* Exercise brief
Go through the material below and copy all lines with "been".

* begin Data provided *

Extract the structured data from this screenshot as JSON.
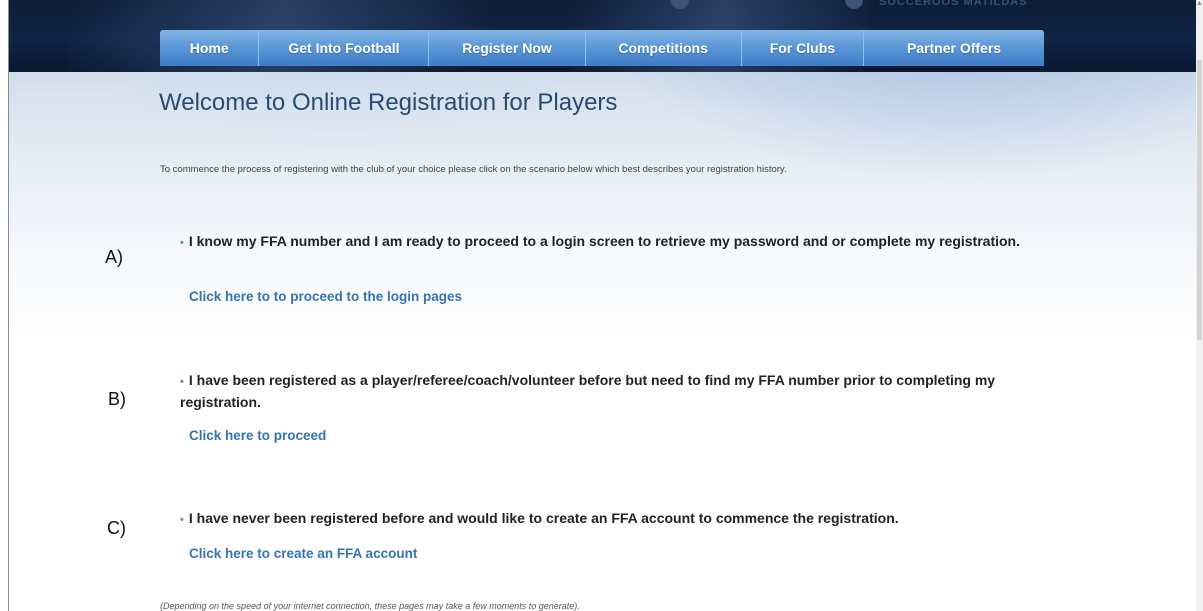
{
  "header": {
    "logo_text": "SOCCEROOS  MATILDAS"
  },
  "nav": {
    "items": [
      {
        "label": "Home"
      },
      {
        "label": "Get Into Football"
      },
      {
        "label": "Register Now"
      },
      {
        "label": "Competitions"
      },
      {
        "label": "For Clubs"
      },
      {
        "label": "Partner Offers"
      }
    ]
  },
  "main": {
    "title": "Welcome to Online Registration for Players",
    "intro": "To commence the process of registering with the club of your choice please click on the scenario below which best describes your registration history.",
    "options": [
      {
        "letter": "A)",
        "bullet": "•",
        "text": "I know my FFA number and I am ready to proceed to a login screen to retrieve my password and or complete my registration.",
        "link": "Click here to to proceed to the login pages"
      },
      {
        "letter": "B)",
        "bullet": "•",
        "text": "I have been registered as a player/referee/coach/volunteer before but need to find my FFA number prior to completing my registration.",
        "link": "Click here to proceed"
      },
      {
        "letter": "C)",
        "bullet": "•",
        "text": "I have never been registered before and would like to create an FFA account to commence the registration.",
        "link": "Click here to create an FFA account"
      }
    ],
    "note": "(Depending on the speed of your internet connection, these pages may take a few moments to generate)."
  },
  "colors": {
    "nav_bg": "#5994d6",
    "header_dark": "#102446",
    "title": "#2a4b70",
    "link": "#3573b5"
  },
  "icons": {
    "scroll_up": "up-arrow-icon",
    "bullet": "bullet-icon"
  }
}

* end Data provided *

* Solution to the exercise
        "text": "I have been registered as a player/referee/coach/volunteer before but need to find my FFA number prior to completing my registration.",
        "text": "I have never been registered before and would like to create an FFA account to commence the registration.",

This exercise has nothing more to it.